## Start Material supplied
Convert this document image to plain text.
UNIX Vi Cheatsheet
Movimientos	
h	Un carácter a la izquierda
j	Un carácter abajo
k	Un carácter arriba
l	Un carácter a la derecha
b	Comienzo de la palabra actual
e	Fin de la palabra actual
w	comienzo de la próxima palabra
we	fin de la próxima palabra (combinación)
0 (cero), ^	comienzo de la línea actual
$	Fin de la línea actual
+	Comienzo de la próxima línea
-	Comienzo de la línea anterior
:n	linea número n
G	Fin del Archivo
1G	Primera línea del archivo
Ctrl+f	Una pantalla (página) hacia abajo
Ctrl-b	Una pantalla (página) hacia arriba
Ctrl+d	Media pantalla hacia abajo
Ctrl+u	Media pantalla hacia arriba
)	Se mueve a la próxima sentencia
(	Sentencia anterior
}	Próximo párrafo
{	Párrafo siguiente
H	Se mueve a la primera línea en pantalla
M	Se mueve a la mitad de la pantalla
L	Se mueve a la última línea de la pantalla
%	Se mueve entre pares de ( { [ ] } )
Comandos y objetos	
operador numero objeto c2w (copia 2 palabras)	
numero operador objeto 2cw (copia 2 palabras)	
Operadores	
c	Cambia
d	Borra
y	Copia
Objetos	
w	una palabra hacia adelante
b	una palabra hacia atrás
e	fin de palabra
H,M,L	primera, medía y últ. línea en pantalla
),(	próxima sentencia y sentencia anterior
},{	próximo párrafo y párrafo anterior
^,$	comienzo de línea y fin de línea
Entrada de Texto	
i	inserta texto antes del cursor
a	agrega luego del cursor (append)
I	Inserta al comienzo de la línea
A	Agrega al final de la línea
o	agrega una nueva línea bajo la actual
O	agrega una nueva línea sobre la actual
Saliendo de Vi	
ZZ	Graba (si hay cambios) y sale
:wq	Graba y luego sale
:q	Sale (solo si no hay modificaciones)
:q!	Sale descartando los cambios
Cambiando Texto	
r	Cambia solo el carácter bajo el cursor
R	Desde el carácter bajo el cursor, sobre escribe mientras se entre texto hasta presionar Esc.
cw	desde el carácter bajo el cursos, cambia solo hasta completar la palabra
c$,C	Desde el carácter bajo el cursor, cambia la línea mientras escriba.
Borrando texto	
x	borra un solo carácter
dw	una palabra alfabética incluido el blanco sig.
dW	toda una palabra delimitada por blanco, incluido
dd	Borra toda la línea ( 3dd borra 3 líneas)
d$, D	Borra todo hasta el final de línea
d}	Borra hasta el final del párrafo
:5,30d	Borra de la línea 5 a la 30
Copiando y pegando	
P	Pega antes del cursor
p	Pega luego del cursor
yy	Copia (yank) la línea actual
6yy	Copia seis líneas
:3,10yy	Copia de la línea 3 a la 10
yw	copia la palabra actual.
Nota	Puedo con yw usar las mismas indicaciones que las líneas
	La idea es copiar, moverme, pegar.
## End Material supplied
## Start Material supplied
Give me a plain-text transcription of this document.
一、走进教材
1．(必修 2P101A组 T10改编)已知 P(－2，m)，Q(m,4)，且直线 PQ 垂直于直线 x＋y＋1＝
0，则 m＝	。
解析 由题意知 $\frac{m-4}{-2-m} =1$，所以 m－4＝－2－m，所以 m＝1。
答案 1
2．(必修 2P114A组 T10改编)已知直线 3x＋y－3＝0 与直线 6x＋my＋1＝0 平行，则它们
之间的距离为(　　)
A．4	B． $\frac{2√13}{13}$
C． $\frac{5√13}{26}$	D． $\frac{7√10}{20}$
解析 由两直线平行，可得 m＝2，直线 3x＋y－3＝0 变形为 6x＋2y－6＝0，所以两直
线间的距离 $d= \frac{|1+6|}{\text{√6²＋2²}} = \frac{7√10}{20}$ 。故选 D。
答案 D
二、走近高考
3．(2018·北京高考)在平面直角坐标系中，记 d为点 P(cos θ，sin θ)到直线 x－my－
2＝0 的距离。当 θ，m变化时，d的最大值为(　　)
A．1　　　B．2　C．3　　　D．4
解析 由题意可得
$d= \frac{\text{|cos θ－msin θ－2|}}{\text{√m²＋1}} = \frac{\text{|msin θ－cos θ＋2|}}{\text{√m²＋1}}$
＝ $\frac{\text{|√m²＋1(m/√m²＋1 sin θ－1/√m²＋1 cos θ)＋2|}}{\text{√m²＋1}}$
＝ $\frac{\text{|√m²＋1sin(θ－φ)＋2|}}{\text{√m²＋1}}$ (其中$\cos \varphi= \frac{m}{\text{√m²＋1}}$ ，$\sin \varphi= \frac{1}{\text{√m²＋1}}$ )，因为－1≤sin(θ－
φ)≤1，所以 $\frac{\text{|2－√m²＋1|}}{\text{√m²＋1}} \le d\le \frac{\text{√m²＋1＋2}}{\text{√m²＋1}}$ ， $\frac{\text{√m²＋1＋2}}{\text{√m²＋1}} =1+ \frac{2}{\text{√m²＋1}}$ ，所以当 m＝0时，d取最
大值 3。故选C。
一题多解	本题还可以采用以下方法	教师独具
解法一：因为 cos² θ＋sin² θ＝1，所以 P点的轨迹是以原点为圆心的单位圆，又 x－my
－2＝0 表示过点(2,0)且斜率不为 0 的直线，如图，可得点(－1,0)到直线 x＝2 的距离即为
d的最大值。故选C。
## End Material supplied
Aim of the task – Copy every line of the listing that contains the word "plain".

Task output –
Convert this document image to plain text.
Give me a plain-text transcription of this document.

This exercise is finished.